What the exercise asks >> What follows is a listing; restate every line of it word for word.

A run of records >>
+ + +

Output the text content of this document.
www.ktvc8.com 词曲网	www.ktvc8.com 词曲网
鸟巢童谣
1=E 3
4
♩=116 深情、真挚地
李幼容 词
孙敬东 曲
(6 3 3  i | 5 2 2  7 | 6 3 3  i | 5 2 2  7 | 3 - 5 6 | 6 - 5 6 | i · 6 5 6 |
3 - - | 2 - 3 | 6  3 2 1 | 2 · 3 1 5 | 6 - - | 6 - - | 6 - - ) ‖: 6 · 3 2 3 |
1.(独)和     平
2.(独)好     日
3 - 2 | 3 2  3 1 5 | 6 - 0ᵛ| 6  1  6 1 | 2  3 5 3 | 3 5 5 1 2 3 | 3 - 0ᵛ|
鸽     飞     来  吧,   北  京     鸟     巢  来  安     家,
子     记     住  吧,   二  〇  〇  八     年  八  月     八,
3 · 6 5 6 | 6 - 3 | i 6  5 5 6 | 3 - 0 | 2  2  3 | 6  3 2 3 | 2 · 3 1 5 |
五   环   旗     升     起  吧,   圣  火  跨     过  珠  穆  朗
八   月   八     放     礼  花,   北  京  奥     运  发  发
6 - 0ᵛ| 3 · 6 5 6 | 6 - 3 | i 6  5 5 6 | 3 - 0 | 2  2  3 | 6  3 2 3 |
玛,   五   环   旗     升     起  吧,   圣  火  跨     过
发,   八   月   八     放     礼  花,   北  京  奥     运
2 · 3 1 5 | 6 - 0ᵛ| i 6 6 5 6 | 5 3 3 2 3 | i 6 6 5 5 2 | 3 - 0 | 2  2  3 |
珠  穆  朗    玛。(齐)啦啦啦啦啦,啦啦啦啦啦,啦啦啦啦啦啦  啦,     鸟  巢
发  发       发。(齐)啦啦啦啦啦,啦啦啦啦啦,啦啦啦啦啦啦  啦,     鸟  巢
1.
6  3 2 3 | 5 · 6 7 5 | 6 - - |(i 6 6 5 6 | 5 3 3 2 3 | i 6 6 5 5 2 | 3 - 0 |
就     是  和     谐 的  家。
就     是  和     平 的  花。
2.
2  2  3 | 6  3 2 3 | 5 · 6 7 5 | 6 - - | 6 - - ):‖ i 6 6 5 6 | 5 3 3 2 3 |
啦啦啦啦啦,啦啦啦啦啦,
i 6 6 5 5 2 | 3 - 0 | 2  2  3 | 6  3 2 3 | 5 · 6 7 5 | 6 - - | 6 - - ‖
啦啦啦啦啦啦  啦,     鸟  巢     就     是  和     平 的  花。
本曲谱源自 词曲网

+ + +

Output below >>
Output the text content of this document.
www.ktvc8.com 词曲网	www.ktvc8.com 词曲网
鸟巢童谣
1=E 3
4
♩=116 深情、真挚地
李幼容 词
孙敬东 曲
(6 3 3  i | 5 2 2  7 | 6 3 3  i | 5 2 2  7 | 3 - 5 6 | 6 - 5 6 | i · 6 5 6 |
3 - - | 2 - 3 | 6  3 2 1 | 2 · 3 1 5 | 6 - - | 6 - - | 6 - - ) ‖: 6 · 3 2 3 |
1.(独)和     平
2.(独)好     日
3 - 2 | 3 2  3 1 5 | 6 - 0ᵛ| 6  1  6 1 | 2  3 5 3 | 3 5 5 1 2 3 | 3 - 0ᵛ|
鸽     飞     来  吧,   北  京     鸟     巢  来  安     家,
子     记     住  吧,   二  〇  〇  八     年  八  月     八,
3 · 6 5 6 | 6 - 3 | i 6  5 5 6 | 3 - 0 | 2  2  3 | 6  3 2 3 | 2 · 3 1 5 |
五   环   旗     升     起  吧,   圣  火  跨     过  珠  穆  朗
八   月   八     放     礼  花,   北  京  奥     运  发  发
6 - 0ᵛ| 3 · 6 5 6 | 6 - 3 | i 6  5 5 6 | 3 - 0 | 2  2  3 | 6  3 2 3 |
玛,   五   环   旗     升     起  吧,   圣  火  跨     过
发,   八   月   八     放     礼  花,   北  京  奥     运
2 · 3 1 5 | 6 - 0ᵛ| i 6 6 5 6 | 5 3 3 2 3 | i 6 6 5 5 2 | 3 - 0 | 2  2  3 |
珠  穆  朗    玛。(齐)啦啦啦啦啦,啦啦啦啦啦,啦啦啦啦啦啦  啦,     鸟  巢
发  发       发。(齐)啦啦啦啦啦,啦啦啦啦啦,啦啦啦啦啦啦  啦,     鸟  巢
1.
6  3 2 3 | 5 · 6 7 5 | 6 - - |(i 6 6 5 6 | 5 3 3 2 3 | i 6 6 5 5 2 | 3 - 0 |
就     是  和     谐 的  家。
就     是  和     平 的  花。
2.
2  2  3 | 6  3 2 3 | 5 · 6 7 5 | 6 - - | 6 - - ):‖ i 6 6 5 6 | 5 3 3 2 3 |
啦啦啦啦啦,啦啦啦啦啦,
i 6 6 5 5 2 | 3 - 0 | 2  2  3 | 6  3 2 3 | 5 · 6 7 5 | 6 - - | 6 - - ‖
啦啦啦啦啦啦  啦,     鸟  巢     就     是  和     平 的  花。
本曲谱源自 词曲网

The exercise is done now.